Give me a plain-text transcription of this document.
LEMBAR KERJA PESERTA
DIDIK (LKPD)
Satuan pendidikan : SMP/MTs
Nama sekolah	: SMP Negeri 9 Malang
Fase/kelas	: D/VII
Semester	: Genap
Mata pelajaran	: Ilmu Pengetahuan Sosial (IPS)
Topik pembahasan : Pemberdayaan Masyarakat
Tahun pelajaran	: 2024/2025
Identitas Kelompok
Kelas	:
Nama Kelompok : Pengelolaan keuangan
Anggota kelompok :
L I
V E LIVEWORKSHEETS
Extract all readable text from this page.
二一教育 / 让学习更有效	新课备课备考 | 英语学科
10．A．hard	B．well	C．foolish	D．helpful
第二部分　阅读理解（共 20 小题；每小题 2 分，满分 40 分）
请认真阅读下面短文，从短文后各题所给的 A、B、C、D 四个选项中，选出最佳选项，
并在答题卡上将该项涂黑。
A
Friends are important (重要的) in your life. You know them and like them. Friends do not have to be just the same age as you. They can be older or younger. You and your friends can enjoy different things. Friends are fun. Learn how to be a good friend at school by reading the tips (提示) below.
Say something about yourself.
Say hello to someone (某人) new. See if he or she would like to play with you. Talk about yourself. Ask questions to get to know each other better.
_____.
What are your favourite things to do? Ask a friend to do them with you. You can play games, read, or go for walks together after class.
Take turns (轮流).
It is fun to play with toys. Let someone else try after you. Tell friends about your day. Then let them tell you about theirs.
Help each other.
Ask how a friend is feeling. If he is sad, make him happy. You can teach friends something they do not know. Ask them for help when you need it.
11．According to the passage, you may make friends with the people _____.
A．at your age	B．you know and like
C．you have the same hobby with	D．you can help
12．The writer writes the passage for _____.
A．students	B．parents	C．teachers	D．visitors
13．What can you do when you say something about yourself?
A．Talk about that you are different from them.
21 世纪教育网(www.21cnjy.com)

■ ■ ■

_Problem requirements:_
Restate every record exactly, leaving nothing out.

_Output of the exercise:_
Give me a plain-text transcription of this document.
LEMBAR KERJA PESERTA
DIDIK (LKPD)
Satuan pendidikan : SMP/MTs
Nama sekolah	: SMP Negeri 9 Malang
Fase/kelas	: D/VII
Semester	: Genap
Mata pelajaran	: Ilmu Pengetahuan Sosial (IPS)
Topik pembahasan : Pemberdayaan Masyarakat
Tahun pelajaran	: 2024/2025
Identitas Kelompok
Kelas	:
Nama Kelompok : Pengelolaan keuangan
Anggota kelompok :
L I
V E LIVEWORKSHEETS
Extract all readable text from this page.
二一教育 / 让学习更有效	新课备课备考 | 英语学科
10．A．hard	B．well	C．foolish	D．helpful
第二部分　阅读理解（共 20 小题；每小题 2 分，满分 40 分）
请认真阅读下面短文，从短文后各题所给的 A、B、C、D 四个选项中，选出最佳选项，
并在答题卡上将该项涂黑。
A
Friends are important (重要的) in your life. You know them and like them. Friends do not have to be just the same age as you. They can be older or younger. You and your friends can enjoy different things. Friends are fun. Learn how to be a good friend at school by reading the tips (提示) below.
Say something about yourself.
Say hello to someone (某人) new. See if he or she would like to play with you. Talk about yourself. Ask questions to get to know each other better.
_____.
What are your favourite things to do? Ask a friend to do them with you. You can play games, read, or go for walks together after class.
Take turns (轮流).
It is fun to play with toys. Let someone else try after you. Tell friends about your day. Then let them tell you about theirs.
Help each other.
Ask how a friend is feeling. If he is sad, make him happy. You can teach friends something they do not know. Ask them for help when you need it.
11．According to the passage, you may make friends with the people _____.
A．at your age	B．you know and like
C．you have the same hobby with	D．you can help
12．The writer writes the passage for _____.
A．students	B．parents	C．teachers	D．visitors
13．What can you do when you say something about yourself?
A．Talk about that you are different from them.
21 世纪教育网(www.21cnjy.com)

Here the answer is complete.